WORK REQUIRED - Nothing should be left out: output all of the entries exactly.

§ §

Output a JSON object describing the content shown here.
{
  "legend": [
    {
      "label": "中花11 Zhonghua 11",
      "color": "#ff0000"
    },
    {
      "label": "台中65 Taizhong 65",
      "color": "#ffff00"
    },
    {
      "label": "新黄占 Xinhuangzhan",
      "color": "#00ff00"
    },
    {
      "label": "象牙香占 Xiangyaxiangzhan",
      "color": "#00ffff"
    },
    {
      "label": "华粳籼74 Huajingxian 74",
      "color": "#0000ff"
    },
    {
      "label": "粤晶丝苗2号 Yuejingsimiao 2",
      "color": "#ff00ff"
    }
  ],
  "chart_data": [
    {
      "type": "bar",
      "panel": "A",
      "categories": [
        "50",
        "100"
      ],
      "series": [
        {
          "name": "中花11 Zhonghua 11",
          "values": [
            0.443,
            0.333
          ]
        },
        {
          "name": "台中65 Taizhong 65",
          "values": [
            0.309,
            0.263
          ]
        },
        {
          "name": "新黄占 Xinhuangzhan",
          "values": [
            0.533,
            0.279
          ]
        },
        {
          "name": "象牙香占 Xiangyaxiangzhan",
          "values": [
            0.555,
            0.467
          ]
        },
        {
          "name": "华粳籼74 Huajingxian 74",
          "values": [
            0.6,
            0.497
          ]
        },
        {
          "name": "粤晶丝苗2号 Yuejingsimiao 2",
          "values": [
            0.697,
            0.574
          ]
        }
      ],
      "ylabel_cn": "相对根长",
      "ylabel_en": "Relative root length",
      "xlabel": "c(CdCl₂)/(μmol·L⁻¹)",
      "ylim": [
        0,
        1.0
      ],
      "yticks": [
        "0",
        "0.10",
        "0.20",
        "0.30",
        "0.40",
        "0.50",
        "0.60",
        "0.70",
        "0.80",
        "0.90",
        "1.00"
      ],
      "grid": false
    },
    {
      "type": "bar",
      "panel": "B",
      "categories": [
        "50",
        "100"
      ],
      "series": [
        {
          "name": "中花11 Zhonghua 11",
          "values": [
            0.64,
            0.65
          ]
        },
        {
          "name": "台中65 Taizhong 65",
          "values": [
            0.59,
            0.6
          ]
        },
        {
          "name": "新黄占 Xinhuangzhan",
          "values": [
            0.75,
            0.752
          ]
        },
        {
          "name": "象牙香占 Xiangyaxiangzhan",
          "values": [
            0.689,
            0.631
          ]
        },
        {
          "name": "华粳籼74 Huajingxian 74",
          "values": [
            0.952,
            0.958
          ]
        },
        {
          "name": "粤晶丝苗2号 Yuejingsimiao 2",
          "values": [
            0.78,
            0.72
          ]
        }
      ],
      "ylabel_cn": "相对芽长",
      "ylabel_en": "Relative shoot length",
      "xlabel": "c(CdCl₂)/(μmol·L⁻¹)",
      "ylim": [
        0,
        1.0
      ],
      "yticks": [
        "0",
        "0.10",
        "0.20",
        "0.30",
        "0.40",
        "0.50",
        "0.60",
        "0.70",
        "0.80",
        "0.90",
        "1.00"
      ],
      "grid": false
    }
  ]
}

§ §

ANSWER TO THE PROBLEM -
Output a JSON object describing the content shown here.
{
  "legend": [
    {
      "label": "中花11 Zhonghua 11",
      "color": "#ff0000"
    },
    {
      "label": "台中65 Taizhong 65",
      "color": "#ffff00"
    },
    {
      "label": "新黄占 Xinhuangzhan",
      "color": "#00ff00"
    },
    {
      "label": "象牙香占 Xiangyaxiangzhan",
      "color": "#00ffff"
    },
    {
      "label": "华粳籼74 Huajingxian 74",
      "color": "#0000ff"
    },
    {
      "label": "粤晶丝苗2号 Yuejingsimiao 2",
      "color": "#ff00ff"
    }
  ],
  "chart_data": [
    {
      "type": "bar",
      "panel": "A",
      "categories": [
        "50",
        "100"
      ],
      "series": [
        {
          "name": "中花11 Zhonghua 11",
          "values": [
            0.443,
            0.333
          ]
        },
        {
          "name": "台中65 Taizhong 65",
          "values": [
            0.309,
            0.263
          ]
        },
        {
          "name": "新黄占 Xinhuangzhan",
          "values": [
            0.533,
            0.279
          ]
        },
        {
          "name": "象牙香占 Xiangyaxiangzhan",
          "values": [
            0.555,
            0.467
          ]
        },
        {
          "name": "华粳籼74 Huajingxian 74",
          "values": [
            0.6,
            0.497
          ]
        },
        {
          "name": "粤晶丝苗2号 Yuejingsimiao 2",
          "values": [
            0.697,
            0.574
          ]
        }
      ],
      "ylabel_cn": "相对根长",
      "ylabel_en": "Relative root length",
      "xlabel": "c(CdCl₂)/(μmol·L⁻¹)",
      "ylim": [
        0,
        1.0
      ],
      "yticks": [
        "0",
        "0.10",
        "0.20",
        "0.30",
        "0.40",
        "0.50",
        "0.60",
        "0.70",
        "0.80",
        "0.90",
        "1.00"
      ],
      "grid": false
    },
    {
      "type": "bar",
      "panel": "B",
      "categories": [
        "50",
        "100"
      ],
      "series": [
        {
          "name": "中花11 Zhonghua 11",
          "values": [
            0.64,
            0.65
          ]
        },
        {
          "name": "台中65 Taizhong 65",
          "values": [
            0.59,
            0.6
          ]
        },
        {
          "name": "新黄占 Xinhuangzhan",
          "values": [
            0.75,
            0.752
          ]
        },
        {
          "name": "象牙香占 Xiangyaxiangzhan",
          "values": [
            0.689,
            0.631
          ]
        },
        {
          "name": "华粳籼74 Huajingxian 74",
          "values": [
            0.952,
            0.958
          ]
        },
        {
          "name": "粤晶丝苗2号 Yuejingsimiao 2",
          "values": [
            0.78,
            0.72
          ]
        }
      ],
      "ylabel_cn": "相对芽长",
      "ylabel_en": "Relative shoot length",
      "xlabel": "c(CdCl₂)/(μmol·L⁻¹)",
      "ylim": [
        0,
        1.0
      ],
      "yticks": [
        "0",
        "0.10",
        "0.20",
        "0.30",
        "0.40",
        "0.50",
        "0.60",
        "0.70",
        "0.80",
        "0.90",
        "1.00"
      ],
      "grid": false
    }
  ]
}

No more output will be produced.